Source data:
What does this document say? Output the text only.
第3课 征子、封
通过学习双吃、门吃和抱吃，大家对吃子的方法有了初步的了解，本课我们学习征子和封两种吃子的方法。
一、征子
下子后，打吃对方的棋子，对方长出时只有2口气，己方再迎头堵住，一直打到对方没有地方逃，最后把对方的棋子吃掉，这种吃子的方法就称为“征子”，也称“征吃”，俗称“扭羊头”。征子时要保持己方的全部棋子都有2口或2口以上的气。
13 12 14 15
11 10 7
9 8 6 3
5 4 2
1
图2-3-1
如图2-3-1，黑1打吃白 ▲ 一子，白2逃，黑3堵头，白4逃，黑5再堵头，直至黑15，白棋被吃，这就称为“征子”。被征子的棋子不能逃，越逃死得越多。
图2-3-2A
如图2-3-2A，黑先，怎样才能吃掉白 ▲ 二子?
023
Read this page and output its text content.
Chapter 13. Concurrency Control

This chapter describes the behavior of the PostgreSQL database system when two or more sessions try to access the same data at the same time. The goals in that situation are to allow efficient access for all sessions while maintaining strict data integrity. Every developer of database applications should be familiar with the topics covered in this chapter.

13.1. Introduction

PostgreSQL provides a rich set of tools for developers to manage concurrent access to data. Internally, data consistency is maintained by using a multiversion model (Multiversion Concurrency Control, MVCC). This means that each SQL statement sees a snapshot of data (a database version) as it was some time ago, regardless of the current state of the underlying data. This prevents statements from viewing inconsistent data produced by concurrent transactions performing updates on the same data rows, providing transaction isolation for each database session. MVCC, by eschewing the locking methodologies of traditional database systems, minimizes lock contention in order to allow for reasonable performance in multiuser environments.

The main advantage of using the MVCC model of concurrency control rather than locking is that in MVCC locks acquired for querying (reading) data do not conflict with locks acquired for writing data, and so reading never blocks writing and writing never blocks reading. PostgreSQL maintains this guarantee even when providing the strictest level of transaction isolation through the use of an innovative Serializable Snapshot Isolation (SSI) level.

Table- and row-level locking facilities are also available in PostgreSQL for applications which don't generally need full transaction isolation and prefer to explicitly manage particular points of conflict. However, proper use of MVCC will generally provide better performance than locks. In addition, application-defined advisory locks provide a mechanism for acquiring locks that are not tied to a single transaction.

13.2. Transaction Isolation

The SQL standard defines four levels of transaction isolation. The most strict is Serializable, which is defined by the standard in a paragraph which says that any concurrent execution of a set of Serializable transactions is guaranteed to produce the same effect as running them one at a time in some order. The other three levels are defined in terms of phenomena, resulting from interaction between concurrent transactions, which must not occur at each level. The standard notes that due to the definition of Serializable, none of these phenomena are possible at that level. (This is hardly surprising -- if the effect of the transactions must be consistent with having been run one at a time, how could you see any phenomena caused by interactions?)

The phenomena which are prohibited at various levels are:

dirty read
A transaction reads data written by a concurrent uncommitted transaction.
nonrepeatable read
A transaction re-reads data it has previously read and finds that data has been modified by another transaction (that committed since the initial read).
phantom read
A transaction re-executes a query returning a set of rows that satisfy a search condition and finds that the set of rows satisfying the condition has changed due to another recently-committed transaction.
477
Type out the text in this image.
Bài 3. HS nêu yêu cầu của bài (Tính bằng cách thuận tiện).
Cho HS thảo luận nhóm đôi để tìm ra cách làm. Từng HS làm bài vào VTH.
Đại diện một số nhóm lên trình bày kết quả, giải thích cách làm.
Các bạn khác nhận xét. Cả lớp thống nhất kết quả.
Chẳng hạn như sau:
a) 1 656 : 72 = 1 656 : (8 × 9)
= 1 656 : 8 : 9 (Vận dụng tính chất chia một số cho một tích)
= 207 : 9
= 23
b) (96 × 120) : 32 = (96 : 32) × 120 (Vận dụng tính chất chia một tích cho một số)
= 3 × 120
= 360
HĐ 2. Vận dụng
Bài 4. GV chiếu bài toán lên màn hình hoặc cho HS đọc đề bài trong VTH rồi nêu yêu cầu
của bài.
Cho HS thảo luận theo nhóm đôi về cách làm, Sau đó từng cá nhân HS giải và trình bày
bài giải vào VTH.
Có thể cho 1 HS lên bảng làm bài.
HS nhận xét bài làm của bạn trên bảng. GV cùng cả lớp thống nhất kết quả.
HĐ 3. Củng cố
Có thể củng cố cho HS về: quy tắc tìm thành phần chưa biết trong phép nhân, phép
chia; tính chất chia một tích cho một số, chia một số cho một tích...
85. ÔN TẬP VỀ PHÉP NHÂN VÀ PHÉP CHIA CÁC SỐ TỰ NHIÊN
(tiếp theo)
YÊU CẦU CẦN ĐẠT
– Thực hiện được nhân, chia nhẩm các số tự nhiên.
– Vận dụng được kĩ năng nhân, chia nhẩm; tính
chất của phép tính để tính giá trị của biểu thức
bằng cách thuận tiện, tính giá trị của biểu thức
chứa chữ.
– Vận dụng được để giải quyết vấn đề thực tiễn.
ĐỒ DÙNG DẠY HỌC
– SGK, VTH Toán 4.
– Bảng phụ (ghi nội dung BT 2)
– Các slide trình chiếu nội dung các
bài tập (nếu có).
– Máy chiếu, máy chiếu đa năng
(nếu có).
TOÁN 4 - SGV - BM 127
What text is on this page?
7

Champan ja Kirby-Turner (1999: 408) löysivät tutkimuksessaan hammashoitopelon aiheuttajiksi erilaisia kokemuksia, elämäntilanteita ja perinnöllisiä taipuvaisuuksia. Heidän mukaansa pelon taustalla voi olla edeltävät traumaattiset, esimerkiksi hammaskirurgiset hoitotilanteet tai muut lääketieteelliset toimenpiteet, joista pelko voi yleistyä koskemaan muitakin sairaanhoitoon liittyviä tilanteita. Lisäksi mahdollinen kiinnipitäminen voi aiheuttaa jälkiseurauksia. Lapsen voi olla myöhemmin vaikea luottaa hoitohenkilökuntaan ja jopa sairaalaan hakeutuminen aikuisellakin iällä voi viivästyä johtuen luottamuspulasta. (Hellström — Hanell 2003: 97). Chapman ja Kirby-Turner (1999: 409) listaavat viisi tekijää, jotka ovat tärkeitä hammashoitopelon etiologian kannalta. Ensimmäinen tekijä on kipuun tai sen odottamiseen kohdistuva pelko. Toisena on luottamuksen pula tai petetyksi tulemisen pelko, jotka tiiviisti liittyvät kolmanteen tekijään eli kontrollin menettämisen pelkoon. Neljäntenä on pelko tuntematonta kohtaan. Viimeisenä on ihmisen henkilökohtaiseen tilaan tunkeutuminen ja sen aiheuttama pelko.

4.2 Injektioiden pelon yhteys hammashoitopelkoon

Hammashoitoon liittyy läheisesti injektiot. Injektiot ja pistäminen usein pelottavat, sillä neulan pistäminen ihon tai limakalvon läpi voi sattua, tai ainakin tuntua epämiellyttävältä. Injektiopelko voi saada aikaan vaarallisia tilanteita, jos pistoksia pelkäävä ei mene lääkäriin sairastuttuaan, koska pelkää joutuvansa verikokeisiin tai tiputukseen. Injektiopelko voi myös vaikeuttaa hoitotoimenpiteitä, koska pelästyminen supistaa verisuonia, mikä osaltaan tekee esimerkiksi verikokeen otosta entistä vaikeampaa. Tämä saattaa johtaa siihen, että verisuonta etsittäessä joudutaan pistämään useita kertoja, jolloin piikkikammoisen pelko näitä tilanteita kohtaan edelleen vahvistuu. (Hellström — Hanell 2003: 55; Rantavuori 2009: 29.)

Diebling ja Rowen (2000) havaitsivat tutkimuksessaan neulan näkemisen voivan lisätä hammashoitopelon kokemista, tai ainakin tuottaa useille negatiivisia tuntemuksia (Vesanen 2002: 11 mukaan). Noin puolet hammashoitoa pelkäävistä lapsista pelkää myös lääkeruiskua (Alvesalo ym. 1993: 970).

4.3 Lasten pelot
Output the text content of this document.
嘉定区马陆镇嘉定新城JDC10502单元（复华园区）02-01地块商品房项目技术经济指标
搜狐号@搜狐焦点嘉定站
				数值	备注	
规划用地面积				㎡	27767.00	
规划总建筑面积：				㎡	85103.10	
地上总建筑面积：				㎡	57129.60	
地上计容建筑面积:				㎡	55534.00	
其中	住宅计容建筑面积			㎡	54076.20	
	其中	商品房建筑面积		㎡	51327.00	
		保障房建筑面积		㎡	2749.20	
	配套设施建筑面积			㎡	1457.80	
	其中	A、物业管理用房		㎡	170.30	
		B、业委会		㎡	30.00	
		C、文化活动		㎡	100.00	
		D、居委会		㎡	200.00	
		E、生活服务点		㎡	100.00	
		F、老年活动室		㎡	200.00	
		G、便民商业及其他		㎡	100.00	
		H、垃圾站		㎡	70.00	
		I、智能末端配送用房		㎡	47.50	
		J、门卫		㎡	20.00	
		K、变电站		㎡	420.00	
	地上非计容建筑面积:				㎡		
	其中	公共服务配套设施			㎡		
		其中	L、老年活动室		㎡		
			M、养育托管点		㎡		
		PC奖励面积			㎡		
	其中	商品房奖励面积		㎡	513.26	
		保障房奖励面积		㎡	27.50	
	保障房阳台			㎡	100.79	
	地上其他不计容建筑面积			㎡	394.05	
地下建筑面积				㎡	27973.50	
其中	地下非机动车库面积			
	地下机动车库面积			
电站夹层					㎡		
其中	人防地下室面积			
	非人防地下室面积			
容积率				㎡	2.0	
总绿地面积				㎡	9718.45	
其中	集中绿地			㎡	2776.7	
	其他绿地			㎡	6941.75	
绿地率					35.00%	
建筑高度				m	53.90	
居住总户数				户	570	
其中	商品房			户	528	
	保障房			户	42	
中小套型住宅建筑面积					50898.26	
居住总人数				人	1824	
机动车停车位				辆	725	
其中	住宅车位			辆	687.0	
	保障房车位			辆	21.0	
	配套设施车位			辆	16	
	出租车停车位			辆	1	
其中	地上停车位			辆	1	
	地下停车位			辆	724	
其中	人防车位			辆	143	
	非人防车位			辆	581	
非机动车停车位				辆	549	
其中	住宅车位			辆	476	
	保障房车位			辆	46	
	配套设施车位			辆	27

● GOAL OF THE EXERCISE
Reproduce every line of the listing above in which the string "What" appears.

● FINAL ANSWER
What does this document say? Output the text only.
What text is on this page?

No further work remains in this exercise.